==== THE DATA

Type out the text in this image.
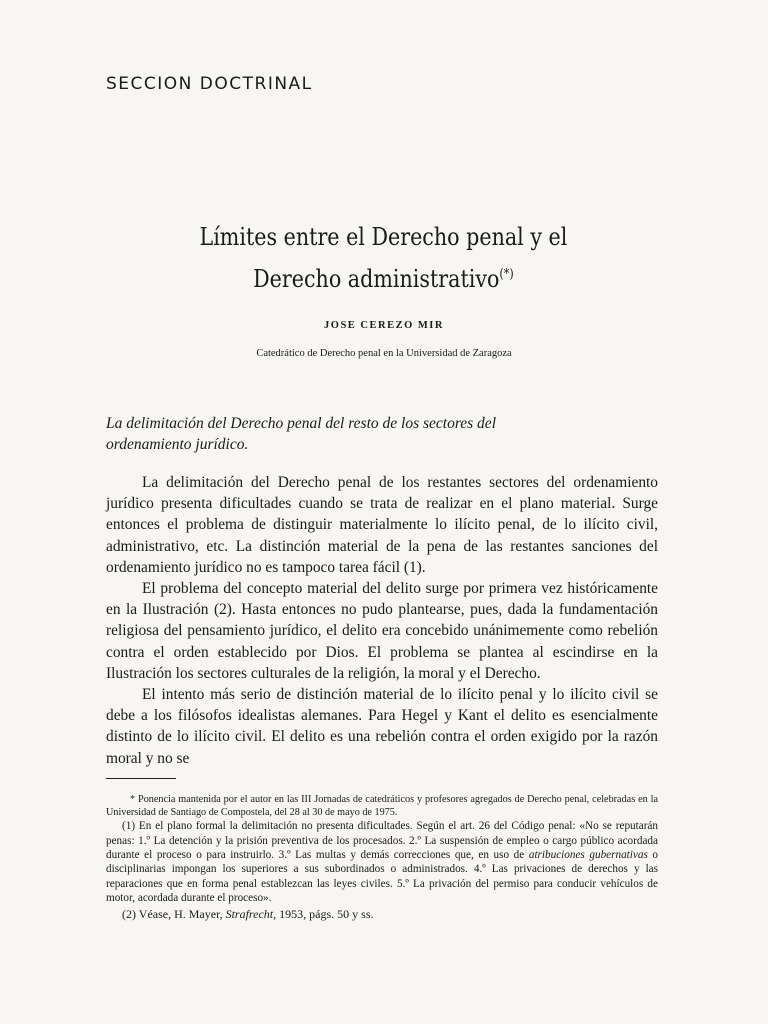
SECCION DOCTRINAL
Límites entre el Derecho penal y el
Derecho administrativo(*)
JOSE CEREZO MIR
Catedrático de Derecho penal en la Universidad de Zaragoza
La delimitación del Derecho penal del resto de los sectores del ordenamiento jurídico.

La delimitación del Derecho penal de los restantes sectores del ordenamiento jurídico presenta dificultades cuando se trata de realizar en el plano material. Surge entonces el problema de distinguir materialmente lo ilícito penal, de lo ilícito civil, administrativo, etc. La distinción material de la pena de las restantes sanciones del ordenamiento jurídico no es tampoco tarea fácil (1).

El problema del concepto material del delito surge por primera vez históricamente en la Ilustración (2). Hasta entonces no pudo plantearse, pues, dada la fundamentación religiosa del pensamiento jurídico, el delito era concebido unánimemente como rebelión contra el orden establecido por Dios. El problema se plantea al escindirse en la Ilustración los sectores culturales de la religión, la moral y el Derecho.

El intento más serio de distinción material de lo ilícito penal y lo ilícito civil se debe a los filósofos idealistas alemanes. Para Hegel y Kant el delito es esencialmente distinto de lo ilícito civil. El delito es una rebelión contra el orden exigido por la razón moral y no se

* Ponencia mantenida por el autor en las III Jornadas de catedráticos y profesores agregados de Derecho penal, celebradas en la Universidad de Santiago de Compostela, del 28 al 30 de mayo de 1975.

(1) En el plano formal la delimitación no presenta dificultades. Según el art. 26 del Código penal: «No se reputarán penas: 1.º La detención y la prisión preventiva de los procesados. 2.º La suspensión de empleo o cargo público acordada durante el proceso o para instruirlo. 3.º Las multas y demás correcciones que, en uso de atribuciones gubernativas o disciplinarias impongan los superiores a sus subordinados o administrados. 4.º Las privaciones de derechos y las reparaciones que en forma penal establezcan las leyes civiles. 5.º La privación del permiso para conducir vehículos de motor, acordada durante el proceso».

(2) Véase, H. Mayer, Strafrecht, 1953, págs. 50 y ss.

========

WORK INSTRUCTIONS. Leaving aside the images, write out the entries above word for word.

SOLUTION TO THIS PROBLEM.
Type out the text in this image.
SECCION DOCTRINAL
Límites entre el Derecho penal y el
Derecho administrativo(*)
JOSE CEREZO MIR
Catedrático de Derecho penal en la Universidad de Zaragoza
La delimitación del Derecho penal del resto de los sectores del ordenamiento jurídico.

La delimitación del Derecho penal de los restantes sectores del ordenamiento jurídico presenta dificultades cuando se trata de realizar en el plano material. Surge entonces el problema de distinguir materialmente lo ilícito penal, de lo ilícito civil, administrativo, etc. La distinción material de la pena de las restantes sanciones del ordenamiento jurídico no es tampoco tarea fácil (1).

El problema del concepto material del delito surge por primera vez históricamente en la Ilustración (2). Hasta entonces no pudo plantearse, pues, dada la fundamentación religiosa del pensamiento jurídico, el delito era concebido unánimemente como rebelión contra el orden establecido por Dios. El problema se plantea al escindirse en la Ilustración los sectores culturales de la religión, la moral y el Derecho.

El intento más serio de distinción material de lo ilícito penal y lo ilícito civil se debe a los filósofos idealistas alemanes. Para Hegel y Kant el delito es esencialmente distinto de lo ilícito civil. El delito es una rebelión contra el orden exigido por la razón moral y no se

* Ponencia mantenida por el autor en las III Jornadas de catedráticos y profesores agregados de Derecho penal, celebradas en la Universidad de Santiago de Compostela, del 28 al 30 de mayo de 1975.

(1) En el plano formal la delimitación no presenta dificultades. Según el art. 26 del Código penal: «No se reputarán penas: 1.º La detención y la prisión preventiva de los procesados. 2.º La suspensión de empleo o cargo público acordada durante el proceso o para instruirlo. 3.º Las multas y demás correcciones que, en uso de atribuciones gubernativas o disciplinarias impongan los superiores a sus subordinados o administrados. 4.º Las privaciones de derechos y las reparaciones que en forma penal establezcan las leyes civiles. 5.º La privación del permiso para conducir vehículos de motor, acordada durante el proceso».

(2) Véase, H. Mayer, Strafrecht, 1953, págs. 50 y ss.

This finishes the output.